[Start Available records]

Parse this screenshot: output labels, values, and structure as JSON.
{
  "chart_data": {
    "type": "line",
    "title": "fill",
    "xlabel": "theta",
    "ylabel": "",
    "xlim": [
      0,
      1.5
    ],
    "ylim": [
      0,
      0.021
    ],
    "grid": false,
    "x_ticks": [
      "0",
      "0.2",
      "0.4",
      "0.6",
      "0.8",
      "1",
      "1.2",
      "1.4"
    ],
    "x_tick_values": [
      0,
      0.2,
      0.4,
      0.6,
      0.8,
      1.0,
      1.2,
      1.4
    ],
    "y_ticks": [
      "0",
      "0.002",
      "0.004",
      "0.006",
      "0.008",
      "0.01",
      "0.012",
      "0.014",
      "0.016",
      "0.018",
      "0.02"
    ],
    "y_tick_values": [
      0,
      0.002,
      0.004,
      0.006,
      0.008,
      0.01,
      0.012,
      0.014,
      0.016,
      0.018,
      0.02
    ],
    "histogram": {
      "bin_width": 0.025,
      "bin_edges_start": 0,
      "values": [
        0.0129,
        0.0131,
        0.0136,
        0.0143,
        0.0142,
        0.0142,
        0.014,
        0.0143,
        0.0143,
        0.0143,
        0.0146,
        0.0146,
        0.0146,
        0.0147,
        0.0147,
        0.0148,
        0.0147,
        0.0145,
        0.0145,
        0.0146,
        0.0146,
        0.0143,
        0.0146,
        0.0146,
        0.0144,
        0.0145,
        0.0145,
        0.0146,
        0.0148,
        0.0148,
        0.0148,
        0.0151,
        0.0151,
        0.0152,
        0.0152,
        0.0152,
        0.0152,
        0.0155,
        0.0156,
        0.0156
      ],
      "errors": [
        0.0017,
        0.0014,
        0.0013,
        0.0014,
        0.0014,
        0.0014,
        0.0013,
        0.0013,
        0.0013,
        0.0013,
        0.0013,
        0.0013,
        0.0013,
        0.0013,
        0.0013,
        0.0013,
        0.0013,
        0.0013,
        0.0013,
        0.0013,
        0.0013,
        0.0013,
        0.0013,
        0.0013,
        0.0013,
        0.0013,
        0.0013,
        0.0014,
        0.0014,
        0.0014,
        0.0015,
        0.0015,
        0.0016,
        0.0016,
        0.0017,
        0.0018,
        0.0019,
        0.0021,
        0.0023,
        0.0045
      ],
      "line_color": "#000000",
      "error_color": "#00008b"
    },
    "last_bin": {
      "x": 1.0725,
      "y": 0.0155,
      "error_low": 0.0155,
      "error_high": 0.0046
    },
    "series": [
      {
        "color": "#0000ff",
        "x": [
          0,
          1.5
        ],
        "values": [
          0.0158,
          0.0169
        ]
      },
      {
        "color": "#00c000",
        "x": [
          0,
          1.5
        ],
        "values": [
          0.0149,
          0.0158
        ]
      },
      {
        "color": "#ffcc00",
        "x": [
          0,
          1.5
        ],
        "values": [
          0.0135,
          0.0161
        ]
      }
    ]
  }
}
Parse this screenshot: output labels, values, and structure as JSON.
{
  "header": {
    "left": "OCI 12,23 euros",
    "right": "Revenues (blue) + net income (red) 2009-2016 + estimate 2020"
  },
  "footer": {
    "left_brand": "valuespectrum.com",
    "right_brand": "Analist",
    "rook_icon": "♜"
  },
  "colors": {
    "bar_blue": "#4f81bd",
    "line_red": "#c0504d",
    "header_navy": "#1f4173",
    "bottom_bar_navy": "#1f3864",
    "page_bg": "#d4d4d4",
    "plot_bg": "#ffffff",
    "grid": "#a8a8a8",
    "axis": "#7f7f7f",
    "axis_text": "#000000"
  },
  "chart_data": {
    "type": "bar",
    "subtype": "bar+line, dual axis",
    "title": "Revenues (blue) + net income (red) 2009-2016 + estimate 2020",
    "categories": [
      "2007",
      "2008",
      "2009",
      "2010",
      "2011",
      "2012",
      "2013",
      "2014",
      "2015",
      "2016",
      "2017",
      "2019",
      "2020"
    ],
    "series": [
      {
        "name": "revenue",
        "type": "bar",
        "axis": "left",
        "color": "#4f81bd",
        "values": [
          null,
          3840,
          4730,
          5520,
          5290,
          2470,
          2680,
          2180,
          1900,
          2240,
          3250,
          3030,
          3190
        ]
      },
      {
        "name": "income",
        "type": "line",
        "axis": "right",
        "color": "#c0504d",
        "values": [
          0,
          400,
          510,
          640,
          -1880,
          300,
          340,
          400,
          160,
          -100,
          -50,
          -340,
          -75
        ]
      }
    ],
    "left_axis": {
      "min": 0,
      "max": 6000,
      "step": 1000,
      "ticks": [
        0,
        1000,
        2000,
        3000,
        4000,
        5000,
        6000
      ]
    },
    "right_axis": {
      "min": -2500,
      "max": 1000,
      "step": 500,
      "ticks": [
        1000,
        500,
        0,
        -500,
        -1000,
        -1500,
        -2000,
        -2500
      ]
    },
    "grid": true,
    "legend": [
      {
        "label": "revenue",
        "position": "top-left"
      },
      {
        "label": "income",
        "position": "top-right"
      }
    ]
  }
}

[End Available records]

▶ [Set exercise]:
Search the entries for the word "title" and gather every line where it appears.

▶ [Correct answer]:
    "title": "fill",
    "title": "Revenues (blue) + net income (red) 2009-2016 + estimate 2020",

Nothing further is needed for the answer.